* _What the exercise asks_:
Go through the data below and gather each line containing "color".

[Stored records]
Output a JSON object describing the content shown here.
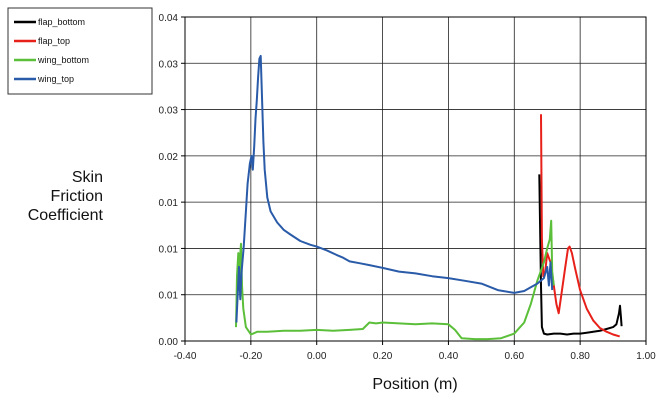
{
  "chart_data": {
    "type": "line",
    "xlabel": "Position (m)",
    "ylabel_lines": [
      "Skin",
      "Friction",
      "Coefficient"
    ],
    "xlim": [
      -0.4,
      1.0
    ],
    "ylim": [
      0,
      0.035
    ],
    "grid": true,
    "legend_position": "top-left",
    "x_ticks": [
      "-0.40",
      "-0.20",
      "0.00",
      "0.20",
      "0.40",
      "0.60",
      "0.80",
      "1.00"
    ],
    "y_ticks": [
      "0.00",
      "0.01",
      "0.01",
      "0.01",
      "0.02",
      "0.03",
      "0.03",
      "0.04"
    ],
    "series": [
      {
        "name": "flap_bottom",
        "color": "#000000",
        "points": [
          [
            0.676,
            0.018
          ],
          [
            0.678,
            0.013
          ],
          [
            0.681,
            0.006
          ],
          [
            0.684,
            0.0015
          ],
          [
            0.69,
            0.0008
          ],
          [
            0.7,
            0.0007
          ],
          [
            0.72,
            0.0008
          ],
          [
            0.74,
            0.0008
          ],
          [
            0.76,
            0.0007
          ],
          [
            0.78,
            0.0008
          ],
          [
            0.8,
            0.0008
          ],
          [
            0.82,
            0.0009
          ],
          [
            0.84,
            0.001
          ],
          [
            0.86,
            0.0011
          ],
          [
            0.88,
            0.0013
          ],
          [
            0.9,
            0.0015
          ],
          [
            0.91,
            0.0018
          ],
          [
            0.918,
            0.003
          ],
          [
            0.921,
            0.0038
          ],
          [
            0.924,
            0.0025
          ],
          [
            0.926,
            0.0016
          ]
        ]
      },
      {
        "name": "flap_top",
        "color": "#e8201a",
        "points": [
          [
            0.681,
            0.0245
          ],
          [
            0.684,
            0.011
          ],
          [
            0.688,
            0.007
          ],
          [
            0.694,
            0.0075
          ],
          [
            0.7,
            0.0095
          ],
          [
            0.71,
            0.0085
          ],
          [
            0.72,
            0.006
          ],
          [
            0.728,
            0.004
          ],
          [
            0.735,
            0.003
          ],
          [
            0.745,
            0.0055
          ],
          [
            0.755,
            0.008
          ],
          [
            0.763,
            0.01
          ],
          [
            0.768,
            0.0102
          ],
          [
            0.775,
            0.0095
          ],
          [
            0.785,
            0.0078
          ],
          [
            0.8,
            0.0055
          ],
          [
            0.82,
            0.0035
          ],
          [
            0.84,
            0.0022
          ],
          [
            0.86,
            0.0014
          ],
          [
            0.88,
            0.001
          ],
          [
            0.9,
            0.0007
          ],
          [
            0.92,
            0.0005
          ]
        ]
      },
      {
        "name": "wing_bottom",
        "color": "#5bbf3a",
        "points": [
          [
            -0.245,
            0.0015
          ],
          [
            -0.242,
            0.007
          ],
          [
            -0.238,
            0.0095
          ],
          [
            -0.236,
            0.0055
          ],
          [
            -0.233,
            0.009
          ],
          [
            -0.23,
            0.0105
          ],
          [
            -0.227,
            0.006
          ],
          [
            -0.223,
            0.0035
          ],
          [
            -0.215,
            0.0015
          ],
          [
            -0.2,
            0.0007
          ],
          [
            -0.18,
            0.001
          ],
          [
            -0.15,
            0.001
          ],
          [
            -0.1,
            0.0011
          ],
          [
            -0.05,
            0.0011
          ],
          [
            0.0,
            0.0012
          ],
          [
            0.05,
            0.0011
          ],
          [
            0.1,
            0.0012
          ],
          [
            0.14,
            0.0013
          ],
          [
            0.16,
            0.002
          ],
          [
            0.18,
            0.0019
          ],
          [
            0.2,
            0.002
          ],
          [
            0.25,
            0.0019
          ],
          [
            0.3,
            0.0018
          ],
          [
            0.35,
            0.0019
          ],
          [
            0.4,
            0.0018
          ],
          [
            0.42,
            0.0012
          ],
          [
            0.44,
            0.0003
          ],
          [
            0.48,
            0.0002
          ],
          [
            0.52,
            0.0002
          ],
          [
            0.56,
            0.0003
          ],
          [
            0.6,
            0.0008
          ],
          [
            0.63,
            0.002
          ],
          [
            0.65,
            0.004
          ],
          [
            0.67,
            0.0065
          ],
          [
            0.69,
            0.0085
          ],
          [
            0.7,
            0.01
          ],
          [
            0.708,
            0.011
          ],
          [
            0.712,
            0.013
          ],
          [
            0.715,
            0.0075
          ],
          [
            0.72,
            0.006
          ]
        ]
      },
      {
        "name": "wing_top",
        "color": "#2a5ba8",
        "points": [
          [
            -0.244,
            0.002
          ],
          [
            -0.24,
            0.005
          ],
          [
            -0.236,
            0.008
          ],
          [
            -0.232,
            0.0045
          ],
          [
            -0.228,
            0.0075
          ],
          [
            -0.222,
            0.01
          ],
          [
            -0.215,
            0.014
          ],
          [
            -0.21,
            0.017
          ],
          [
            -0.203,
            0.0192
          ],
          [
            -0.198,
            0.02
          ],
          [
            -0.194,
            0.0185
          ],
          [
            -0.19,
            0.021
          ],
          [
            -0.186,
            0.024
          ],
          [
            -0.182,
            0.026
          ],
          [
            -0.178,
            0.0285
          ],
          [
            -0.174,
            0.0305
          ],
          [
            -0.17,
            0.0308
          ],
          [
            -0.166,
            0.026
          ],
          [
            -0.162,
            0.0215
          ],
          [
            -0.158,
            0.0185
          ],
          [
            -0.15,
            0.0155
          ],
          [
            -0.14,
            0.014
          ],
          [
            -0.12,
            0.0128
          ],
          [
            -0.1,
            0.012
          ],
          [
            -0.08,
            0.0115
          ],
          [
            -0.05,
            0.0108
          ],
          [
            -0.02,
            0.0104
          ],
          [
            0.0,
            0.0102
          ],
          [
            0.03,
            0.0098
          ],
          [
            0.06,
            0.0093
          ],
          [
            0.08,
            0.009
          ],
          [
            0.1,
            0.0086
          ],
          [
            0.13,
            0.0084
          ],
          [
            0.16,
            0.0082
          ],
          [
            0.2,
            0.0079
          ],
          [
            0.25,
            0.0075
          ],
          [
            0.3,
            0.0073
          ],
          [
            0.35,
            0.007
          ],
          [
            0.4,
            0.0068
          ],
          [
            0.45,
            0.0065
          ],
          [
            0.5,
            0.0062
          ],
          [
            0.55,
            0.0055
          ],
          [
            0.6,
            0.0052
          ],
          [
            0.63,
            0.0054
          ],
          [
            0.65,
            0.0058
          ],
          [
            0.67,
            0.0062
          ],
          [
            0.69,
            0.0068
          ],
          [
            0.7,
            0.008
          ],
          [
            0.705,
            0.006
          ],
          [
            0.71,
            0.0085
          ],
          [
            0.715,
            0.0055
          ]
        ]
      }
    ]
  }
}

* _Finished task_:
        "color": "#000000",
        "color": "#e8201a",
        "color": "#5bbf3a",
        "color": "#2a5ba8",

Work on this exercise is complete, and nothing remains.